--- Records provided ---
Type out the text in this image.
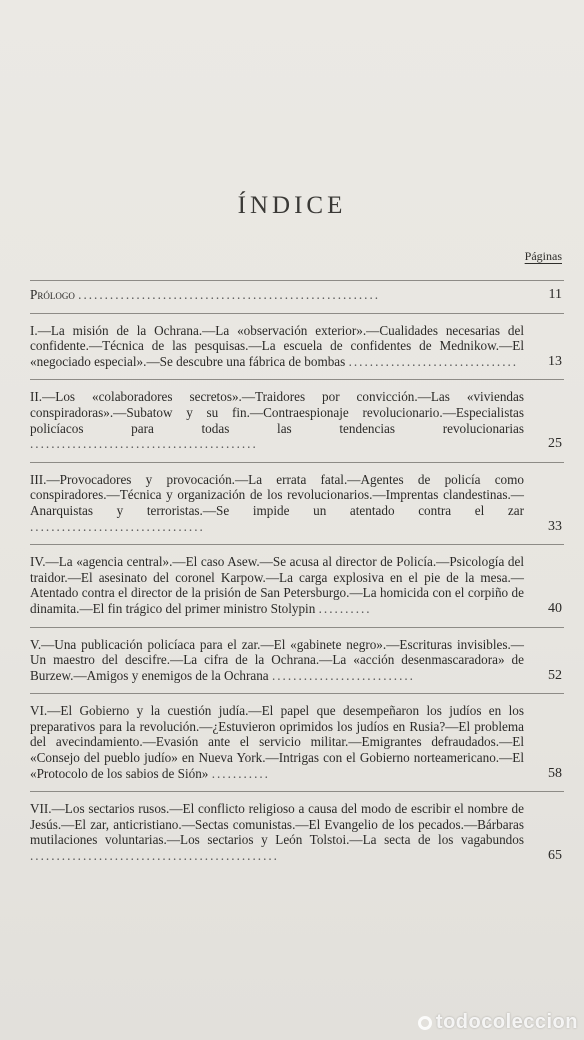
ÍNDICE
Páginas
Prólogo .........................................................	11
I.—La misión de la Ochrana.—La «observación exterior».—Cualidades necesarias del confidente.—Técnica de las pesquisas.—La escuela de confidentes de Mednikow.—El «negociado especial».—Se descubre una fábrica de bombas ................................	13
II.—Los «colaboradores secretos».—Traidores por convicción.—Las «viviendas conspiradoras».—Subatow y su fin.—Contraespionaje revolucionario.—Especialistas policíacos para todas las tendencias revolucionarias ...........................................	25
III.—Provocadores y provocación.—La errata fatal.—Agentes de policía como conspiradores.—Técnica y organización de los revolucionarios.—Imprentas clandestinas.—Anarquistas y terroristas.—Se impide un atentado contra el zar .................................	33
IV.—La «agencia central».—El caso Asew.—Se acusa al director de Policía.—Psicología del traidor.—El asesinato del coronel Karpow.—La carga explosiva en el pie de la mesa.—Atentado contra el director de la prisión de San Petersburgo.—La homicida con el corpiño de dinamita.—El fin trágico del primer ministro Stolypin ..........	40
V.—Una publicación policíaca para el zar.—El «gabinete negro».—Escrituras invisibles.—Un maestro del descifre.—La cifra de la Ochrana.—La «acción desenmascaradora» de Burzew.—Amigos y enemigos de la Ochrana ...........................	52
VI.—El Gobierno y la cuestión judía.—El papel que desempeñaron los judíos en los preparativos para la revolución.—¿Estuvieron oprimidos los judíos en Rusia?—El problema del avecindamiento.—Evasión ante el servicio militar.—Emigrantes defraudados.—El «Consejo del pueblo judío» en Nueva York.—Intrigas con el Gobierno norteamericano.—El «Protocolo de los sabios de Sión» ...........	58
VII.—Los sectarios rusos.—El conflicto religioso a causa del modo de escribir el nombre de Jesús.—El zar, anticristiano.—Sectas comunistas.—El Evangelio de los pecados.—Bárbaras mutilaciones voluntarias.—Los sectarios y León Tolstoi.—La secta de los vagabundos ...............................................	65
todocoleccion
---
## What you should do
Take the records above and transcribe them exactly, dropping every picture.

## Reply to the task
Type out the text in this image.
ÍNDICE
Páginas
Prólogo .........................................................	11
I.—La misión de la Ochrana.—La «observación exterior».—Cualidades necesarias del confidente.—Técnica de las pesquisas.—La escuela de confidentes de Mednikow.—El «negociado especial».—Se descubre una fábrica de bombas ................................	13
II.—Los «colaboradores secretos».—Traidores por convicción.—Las «viviendas conspiradoras».—Subatow y su fin.—Contraespionaje revolucionario.—Especialistas policíacos para todas las tendencias revolucionarias ...........................................	25
III.—Provocadores y provocación.—La errata fatal.—Agentes de policía como conspiradores.—Técnica y organización de los revolucionarios.—Imprentas clandestinas.—Anarquistas y terroristas.—Se impide un atentado contra el zar .................................	33
IV.—La «agencia central».—El caso Asew.—Se acusa al director de Policía.—Psicología del traidor.—El asesinato del coronel Karpow.—La carga explosiva en el pie de la mesa.—Atentado contra el director de la prisión de San Petersburgo.—La homicida con el corpiño de dinamita.—El fin trágico del primer ministro Stolypin ..........	40
V.—Una publicación policíaca para el zar.—El «gabinete negro».—Escrituras invisibles.—Un maestro del descifre.—La cifra de la Ochrana.—La «acción desenmascaradora» de Burzew.—Amigos y enemigos de la Ochrana ...........................	52
VI.—El Gobierno y la cuestión judía.—El papel que desempeñaron los judíos en los preparativos para la revolución.—¿Estuvieron oprimidos los judíos en Rusia?—El problema del avecindamiento.—Evasión ante el servicio militar.—Emigrantes defraudados.—El «Consejo del pueblo judío» en Nueva York.—Intrigas con el Gobierno norteamericano.—El «Protocolo de los sabios de Sión» ...........	58
VII.—Los sectarios rusos.—El conflicto religioso a causa del modo de escribir el nombre de Jesús.—El zar, anticristiano.—Sectas comunistas.—El Evangelio de los pecados.—Bárbaras mutilaciones voluntarias.—Los sectarios y León Tolstoi.—La secta de los vagabundos ...............................................	65
todocoleccion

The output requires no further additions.